Stored entries
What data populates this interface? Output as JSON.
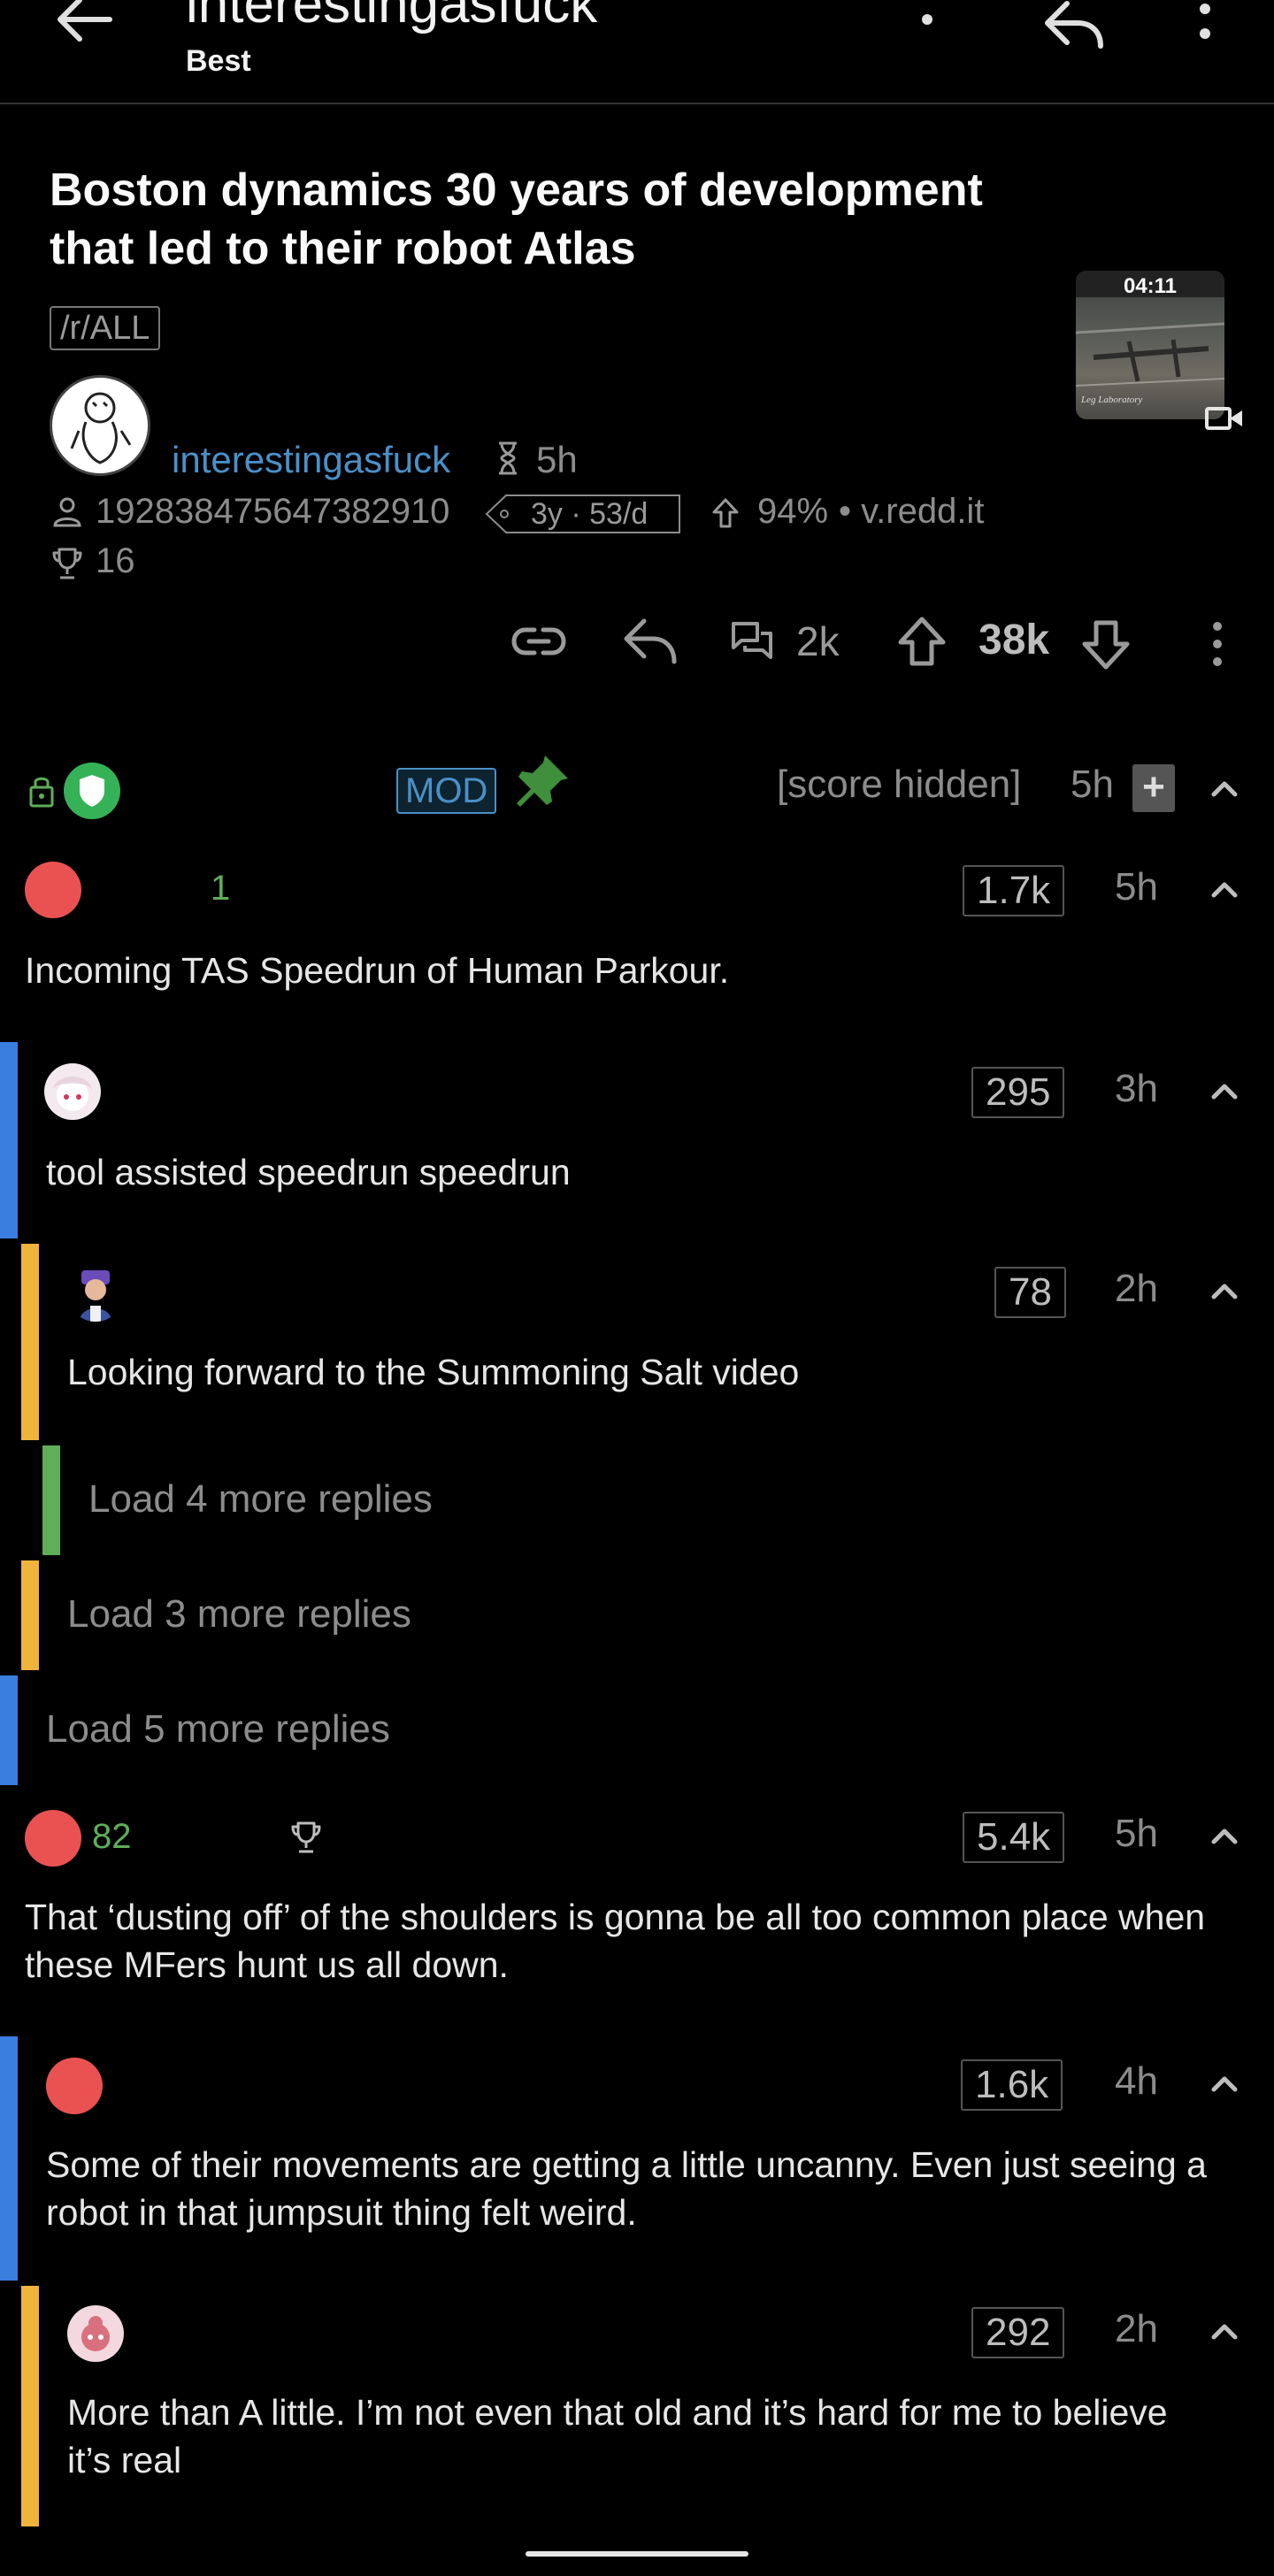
{
  "header": {
    "title": "interestingasfuck",
    "subtitle": "Best"
  },
  "post": {
    "title": "Boston dynamics 30 years of development that led to their robot Atlas",
    "flair": "/r/ALL",
    "subreddit": "interestingasfuck",
    "age": "5h",
    "author_line": "192838475647382910",
    "account_badge": "3y · 53/d",
    "upvote_ratio": "94%",
    "domain": "• v.redd.it",
    "awards": "16",
    "thumbnail_duration": "04:11",
    "comments_count": "2k",
    "score": "38k",
    "thumb_caption": "Leg Laboratory"
  },
  "mod_comment": {
    "badge": "MOD",
    "score": "[score hidden]",
    "age": "5h",
    "expand_label": "+"
  },
  "comments": [
    {
      "user_suffix": "1",
      "score": "1.7k",
      "age": "5h",
      "text": "Incoming TAS Speedrun of Human Parkour."
    },
    {
      "score": "295",
      "age": "3h",
      "text": "tool assisted speedrun speedrun"
    },
    {
      "score": "78",
      "age": "2h",
      "text": "Looking forward to the Summoning Salt video"
    },
    {
      "user_suffix": "82",
      "score": "5.4k",
      "age": "5h",
      "text": "That ‘dusting off’ of the shoulders is gonna be all too common place when these MFers hunt us all down."
    },
    {
      "score": "1.6k",
      "age": "4h",
      "text": "Some of their movements are getting a little uncanny. Even just seeing a robot in that jumpsuit thing felt weird."
    },
    {
      "score": "292",
      "age": "2h",
      "text": "More than A little. I’m not even that old and it’s hard for me to believe it’s real"
    }
  ],
  "load_more": [
    "Load 4 more replies",
    "Load 3 more replies",
    "Load 5 more replies"
  ],
  "colors": {
    "blue": "#3a7ee0",
    "yellow": "#f0b43c",
    "green": "#5fae58",
    "link": "#4a90c8",
    "avatar_red": "#ea5252"
  }
}
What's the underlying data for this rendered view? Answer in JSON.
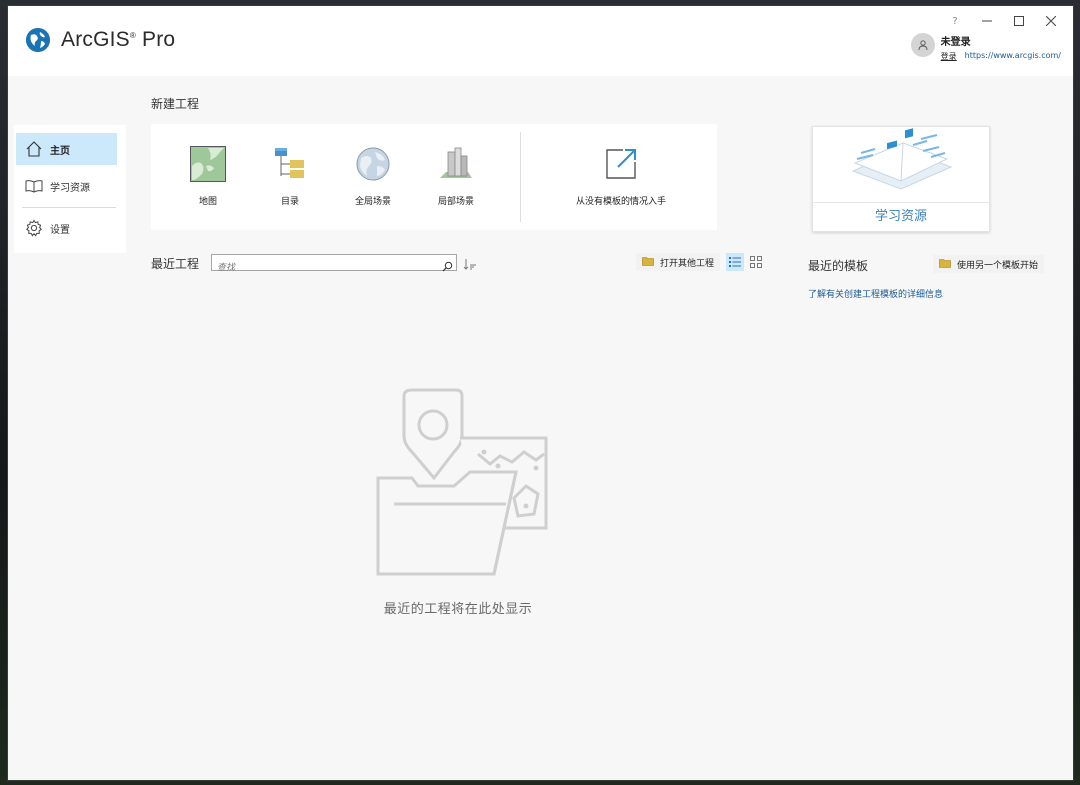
{
  "app": {
    "title_main": "ArcGIS",
    "title_reg": "®",
    "title_suffix": " Pro"
  },
  "window_controls": {
    "help": "?",
    "minimize": "—",
    "maximize": "☐",
    "close": "✕"
  },
  "user": {
    "status": "未登录",
    "login_link": "登录",
    "portal_url": "https://www.arcgis.com/"
  },
  "sidebar": {
    "items": [
      {
        "label": "主页",
        "icon": "home-icon",
        "active": true
      },
      {
        "label": "学习资源",
        "icon": "book-icon",
        "active": false
      },
      {
        "label": "设置",
        "icon": "gear-icon",
        "active": false
      }
    ]
  },
  "new_project": {
    "title": "新建工程",
    "items": [
      {
        "label": "地图",
        "icon": "map-icon"
      },
      {
        "label": "目录",
        "icon": "catalog-icon"
      },
      {
        "label": "全局场景",
        "icon": "global-scene-icon"
      },
      {
        "label": "局部场景",
        "icon": "local-scene-icon"
      },
      {
        "label": "从没有模板的情况入手",
        "icon": "start-without-template-icon"
      }
    ]
  },
  "learn_card": {
    "label": "学习资源"
  },
  "recent_projects": {
    "title": "最近工程",
    "search_placeholder": "查找",
    "open_other_label": "打开其他工程",
    "empty_message": "最近的工程将在此处显示"
  },
  "recent_templates": {
    "title": "最近的模板",
    "use_other_label": "使用另一个模板开始",
    "learn_more_link": "了解有关创建工程模板的详细信息"
  },
  "colors": {
    "accent": "#1a73b3",
    "selected_bg": "#cce8fb",
    "link": "#1a5a96",
    "folder": "#d9b43c"
  }
}
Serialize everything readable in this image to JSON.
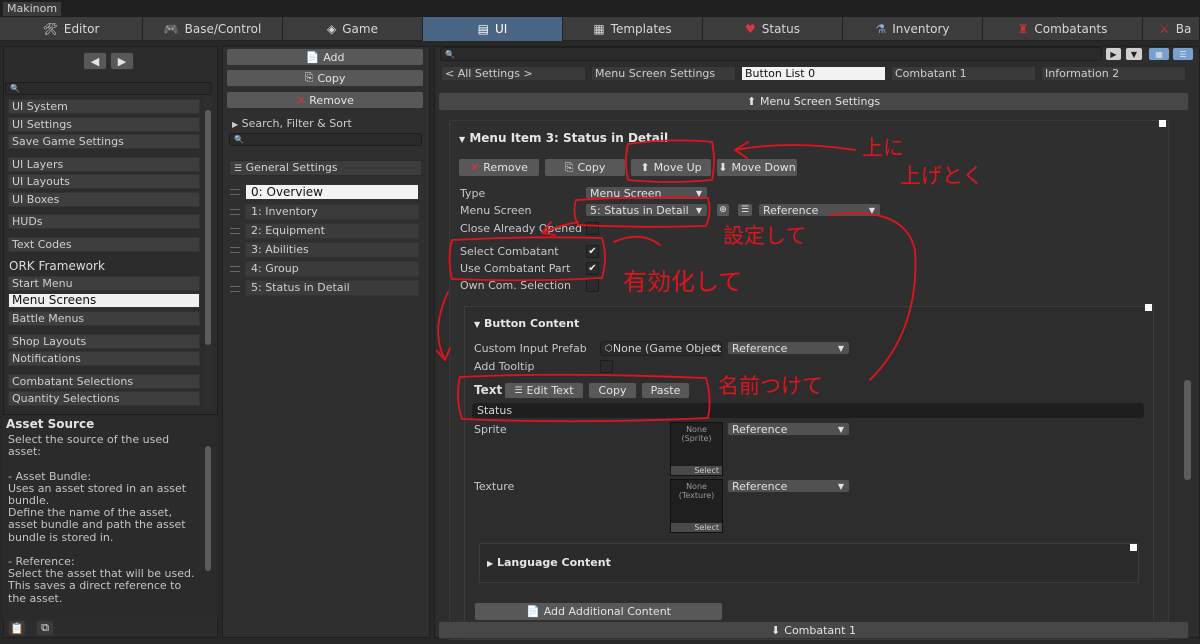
{
  "app": {
    "title": "Makinom"
  },
  "tabs": [
    {
      "label": "Editor",
      "icon": "wrench-icon"
    },
    {
      "label": "Base/Control",
      "icon": "gamepad-icon"
    },
    {
      "label": "Game",
      "icon": "cube-icon"
    },
    {
      "label": "UI",
      "icon": "ui-window-icon"
    },
    {
      "label": "Templates",
      "icon": "document-icon"
    },
    {
      "label": "Status",
      "icon": "heart-icon"
    },
    {
      "label": "Inventory",
      "icon": "potion-icon"
    },
    {
      "label": "Combatants",
      "icon": "warrior-icon"
    },
    {
      "label": "Ba",
      "icon": "swords-icon"
    }
  ],
  "sidebar": {
    "groups": [
      {
        "items": [
          "UI System",
          "UI Settings",
          "Save Game Settings"
        ]
      },
      {
        "items": [
          "UI Layers",
          "UI Layouts",
          "UI Boxes"
        ]
      },
      {
        "items": [
          "HUDs"
        ]
      },
      {
        "items": [
          "Text Codes"
        ]
      }
    ],
    "ork_header": "ORK Framework",
    "ork_items": [
      "Start Menu",
      "Menu Screens",
      "Battle Menus",
      "Shop Layouts",
      "Notifications",
      "Combatant Selections",
      "Quantity Selections"
    ],
    "selected": "Menu Screens"
  },
  "help": {
    "title": "Asset Source",
    "text": "Select the source of the used asset:\n\n- Asset Bundle:\nUses an asset stored in an asset bundle.\nDefine the name of the asset, asset bundle and path the asset bundle is stored in.\n\n- Reference:\nSelect the asset that will be used.\nThis saves a direct reference to the asset.\n\n- Resources:"
  },
  "middle": {
    "add": "Add",
    "copy": "Copy",
    "remove": "Remove",
    "search_filter": "Search, Filter & Sort",
    "general_settings": "General Settings",
    "items": [
      "0: Overview",
      "1: Inventory",
      "2: Equipment",
      "3: Abilities",
      "4: Group",
      "5: Status in Detail"
    ],
    "selected_index": 0
  },
  "breadcrumbs": [
    "< All Settings >",
    "Menu Screen Settings",
    "Button List 0",
    "Combatant 1",
    "Information 2"
  ],
  "menu_screen_settings": "Menu Screen Settings",
  "item": {
    "title": "Menu Item 3: Status in Detail",
    "remove": "Remove",
    "copy": "Copy",
    "move_up": "Move Up",
    "move_down": "Move Down",
    "type_label": "Type",
    "type_value": "Menu Screen",
    "menu_screen_label": "Menu Screen",
    "menu_screen_value": "5: Status in Detail",
    "reference_value": "Reference",
    "close_already_opened": "Close Already Opened",
    "select_combatant": "Select Combatant",
    "select_combatant_checked": true,
    "use_combatant_part": "Use Combatant Part",
    "use_combatant_part_checked": true,
    "own_com_selection": "Own Com. Selection"
  },
  "button_content": {
    "title": "Button Content",
    "custom_input_prefab": "Custom Input Prefab",
    "prefab_value": "None (Game Object",
    "reference": "Reference",
    "add_tooltip": "Add Tooltip",
    "text_label": "Text",
    "edit_text": "Edit Text",
    "copy": "Copy",
    "paste": "Paste",
    "text_value": "Status",
    "sprite_label": "Sprite",
    "sprite_none": "None",
    "sprite_type": "(Sprite)",
    "texture_label": "Texture",
    "texture_none": "None",
    "texture_type": "(Texture)",
    "select": "Select",
    "language_content": "Language Content",
    "add_additional_content": "Add Additional Content"
  },
  "footer": {
    "combatant": "Combatant 1"
  },
  "annotations": {
    "move_up_note_1": "上に",
    "move_up_note_2": "上げとく",
    "menu_screen_note": "設定して",
    "checkbox_note": "有効化して",
    "text_note": "名前つけて"
  },
  "colors": {
    "accent": "#4b6584",
    "annotation": "#e0141e",
    "background": "#282828"
  }
}
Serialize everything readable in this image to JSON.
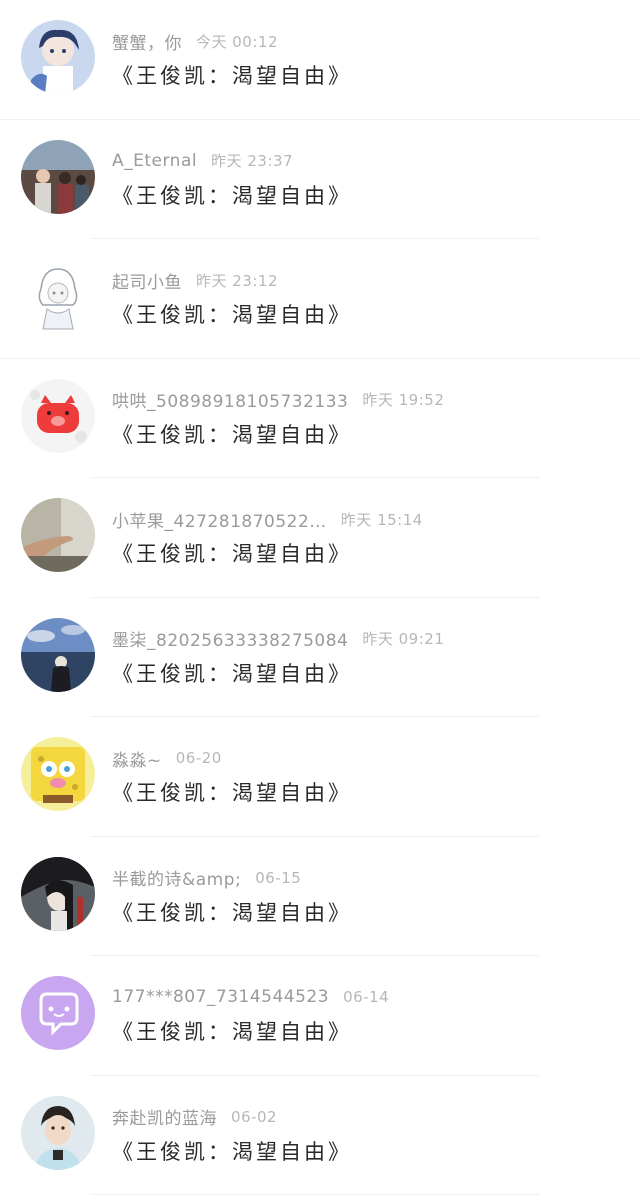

WORK REQUIRED: Return the lines of the records that include the string "robot".

THE SOLUTION:
    "title": "Boston dynamics 30 years of development that led to their robot Atlas",
      "text": "Some of their movements are getting a little uncanny. Even just seeing a robot in that jumpsuit thing felt weird."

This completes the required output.